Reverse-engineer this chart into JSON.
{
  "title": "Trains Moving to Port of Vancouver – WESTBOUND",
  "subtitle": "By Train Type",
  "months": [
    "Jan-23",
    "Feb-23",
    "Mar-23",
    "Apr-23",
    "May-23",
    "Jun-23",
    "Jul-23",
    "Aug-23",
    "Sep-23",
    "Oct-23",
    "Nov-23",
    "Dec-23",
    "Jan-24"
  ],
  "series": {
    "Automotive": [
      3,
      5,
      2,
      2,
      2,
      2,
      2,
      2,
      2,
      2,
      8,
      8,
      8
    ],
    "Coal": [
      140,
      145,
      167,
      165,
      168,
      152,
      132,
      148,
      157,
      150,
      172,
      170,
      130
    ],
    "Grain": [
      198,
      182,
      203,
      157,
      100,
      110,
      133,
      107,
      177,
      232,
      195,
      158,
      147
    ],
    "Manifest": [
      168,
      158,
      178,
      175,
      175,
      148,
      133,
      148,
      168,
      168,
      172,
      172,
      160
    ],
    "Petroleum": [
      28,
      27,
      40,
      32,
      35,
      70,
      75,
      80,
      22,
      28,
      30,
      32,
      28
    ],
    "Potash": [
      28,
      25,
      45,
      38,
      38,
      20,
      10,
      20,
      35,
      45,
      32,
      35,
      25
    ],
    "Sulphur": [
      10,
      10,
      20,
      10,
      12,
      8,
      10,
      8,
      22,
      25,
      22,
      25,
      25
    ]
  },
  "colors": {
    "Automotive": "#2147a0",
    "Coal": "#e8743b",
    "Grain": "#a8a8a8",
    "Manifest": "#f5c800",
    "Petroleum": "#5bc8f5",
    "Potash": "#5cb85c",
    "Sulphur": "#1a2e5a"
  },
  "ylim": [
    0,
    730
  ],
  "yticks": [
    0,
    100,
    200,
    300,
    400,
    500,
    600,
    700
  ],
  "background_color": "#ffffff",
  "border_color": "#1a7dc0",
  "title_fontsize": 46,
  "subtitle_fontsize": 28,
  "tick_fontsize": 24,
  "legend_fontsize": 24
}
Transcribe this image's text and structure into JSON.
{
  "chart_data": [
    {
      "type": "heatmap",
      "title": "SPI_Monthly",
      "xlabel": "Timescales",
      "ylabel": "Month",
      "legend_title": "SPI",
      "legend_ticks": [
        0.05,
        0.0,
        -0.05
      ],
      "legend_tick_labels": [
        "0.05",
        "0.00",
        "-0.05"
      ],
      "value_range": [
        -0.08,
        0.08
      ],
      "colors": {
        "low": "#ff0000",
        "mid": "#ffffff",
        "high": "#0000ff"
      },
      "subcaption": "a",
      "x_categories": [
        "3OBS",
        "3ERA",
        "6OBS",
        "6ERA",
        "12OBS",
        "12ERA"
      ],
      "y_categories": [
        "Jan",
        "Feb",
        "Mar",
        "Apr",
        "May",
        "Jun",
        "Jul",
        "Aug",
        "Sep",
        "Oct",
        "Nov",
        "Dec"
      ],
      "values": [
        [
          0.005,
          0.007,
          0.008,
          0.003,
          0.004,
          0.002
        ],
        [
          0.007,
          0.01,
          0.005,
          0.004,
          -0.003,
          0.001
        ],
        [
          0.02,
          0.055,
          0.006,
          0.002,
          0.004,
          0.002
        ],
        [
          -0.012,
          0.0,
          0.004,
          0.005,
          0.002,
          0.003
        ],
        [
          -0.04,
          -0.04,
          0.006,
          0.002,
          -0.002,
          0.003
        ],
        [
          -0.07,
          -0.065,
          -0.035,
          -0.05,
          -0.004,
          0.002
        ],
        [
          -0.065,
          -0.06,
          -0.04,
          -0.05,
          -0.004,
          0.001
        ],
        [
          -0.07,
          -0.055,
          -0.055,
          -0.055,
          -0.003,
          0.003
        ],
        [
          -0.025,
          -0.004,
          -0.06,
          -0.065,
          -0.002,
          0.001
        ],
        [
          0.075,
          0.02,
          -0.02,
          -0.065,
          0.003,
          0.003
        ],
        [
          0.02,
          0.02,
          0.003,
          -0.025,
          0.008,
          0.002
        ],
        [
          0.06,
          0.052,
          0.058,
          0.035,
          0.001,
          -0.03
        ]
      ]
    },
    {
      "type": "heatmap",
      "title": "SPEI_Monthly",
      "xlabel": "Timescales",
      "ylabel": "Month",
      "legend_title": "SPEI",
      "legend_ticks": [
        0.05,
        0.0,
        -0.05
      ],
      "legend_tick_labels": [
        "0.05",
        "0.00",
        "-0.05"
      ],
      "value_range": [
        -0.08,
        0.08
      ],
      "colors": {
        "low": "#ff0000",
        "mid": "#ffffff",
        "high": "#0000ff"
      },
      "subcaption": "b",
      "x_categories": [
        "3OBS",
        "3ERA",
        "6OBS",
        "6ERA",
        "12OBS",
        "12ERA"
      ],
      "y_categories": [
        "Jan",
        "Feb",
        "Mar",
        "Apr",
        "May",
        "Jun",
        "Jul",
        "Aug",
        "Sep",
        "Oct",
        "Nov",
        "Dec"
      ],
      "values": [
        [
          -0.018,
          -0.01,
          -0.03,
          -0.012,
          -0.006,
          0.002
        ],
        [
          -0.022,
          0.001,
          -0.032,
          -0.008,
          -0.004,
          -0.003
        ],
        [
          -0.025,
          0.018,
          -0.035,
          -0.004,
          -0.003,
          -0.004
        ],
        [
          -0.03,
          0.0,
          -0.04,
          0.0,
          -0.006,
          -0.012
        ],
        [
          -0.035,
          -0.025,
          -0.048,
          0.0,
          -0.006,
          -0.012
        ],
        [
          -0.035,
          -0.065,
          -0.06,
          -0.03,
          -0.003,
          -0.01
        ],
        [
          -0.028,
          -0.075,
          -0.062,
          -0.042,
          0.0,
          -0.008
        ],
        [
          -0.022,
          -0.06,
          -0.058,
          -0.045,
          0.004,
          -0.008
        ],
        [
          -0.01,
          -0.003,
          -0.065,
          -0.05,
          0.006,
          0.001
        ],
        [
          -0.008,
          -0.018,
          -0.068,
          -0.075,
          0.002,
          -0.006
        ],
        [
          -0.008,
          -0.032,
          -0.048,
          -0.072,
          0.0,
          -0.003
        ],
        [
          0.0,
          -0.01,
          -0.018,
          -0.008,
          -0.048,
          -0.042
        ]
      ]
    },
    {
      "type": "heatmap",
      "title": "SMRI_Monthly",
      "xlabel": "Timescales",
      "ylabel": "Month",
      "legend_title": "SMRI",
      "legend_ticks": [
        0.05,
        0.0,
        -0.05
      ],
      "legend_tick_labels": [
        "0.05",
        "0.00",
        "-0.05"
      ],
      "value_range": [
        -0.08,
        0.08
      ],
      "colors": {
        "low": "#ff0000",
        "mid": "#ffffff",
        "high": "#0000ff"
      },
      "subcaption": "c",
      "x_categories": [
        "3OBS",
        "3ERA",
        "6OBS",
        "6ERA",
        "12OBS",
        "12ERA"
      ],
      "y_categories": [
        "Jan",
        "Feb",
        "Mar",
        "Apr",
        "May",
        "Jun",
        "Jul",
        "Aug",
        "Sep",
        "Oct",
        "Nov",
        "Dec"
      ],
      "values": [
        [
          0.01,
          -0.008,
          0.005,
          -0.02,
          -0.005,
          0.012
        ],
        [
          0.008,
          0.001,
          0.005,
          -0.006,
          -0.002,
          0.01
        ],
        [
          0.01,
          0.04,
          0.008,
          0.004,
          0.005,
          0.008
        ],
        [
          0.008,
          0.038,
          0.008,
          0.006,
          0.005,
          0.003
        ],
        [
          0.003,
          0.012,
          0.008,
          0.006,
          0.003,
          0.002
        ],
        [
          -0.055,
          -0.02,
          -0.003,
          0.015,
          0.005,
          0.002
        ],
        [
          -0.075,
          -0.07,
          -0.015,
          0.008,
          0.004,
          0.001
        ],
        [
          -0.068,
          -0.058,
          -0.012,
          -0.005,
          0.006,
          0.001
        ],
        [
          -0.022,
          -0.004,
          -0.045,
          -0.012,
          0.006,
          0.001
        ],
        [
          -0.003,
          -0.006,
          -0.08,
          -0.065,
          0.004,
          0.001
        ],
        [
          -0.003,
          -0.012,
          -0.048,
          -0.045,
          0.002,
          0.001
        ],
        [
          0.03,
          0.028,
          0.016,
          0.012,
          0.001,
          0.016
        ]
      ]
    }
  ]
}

+++++

Using the listing, collect all lines in which the string "into" is found.

Reverse-engineer this chart into JSON.
Transcribe this image's text and structure into JSON.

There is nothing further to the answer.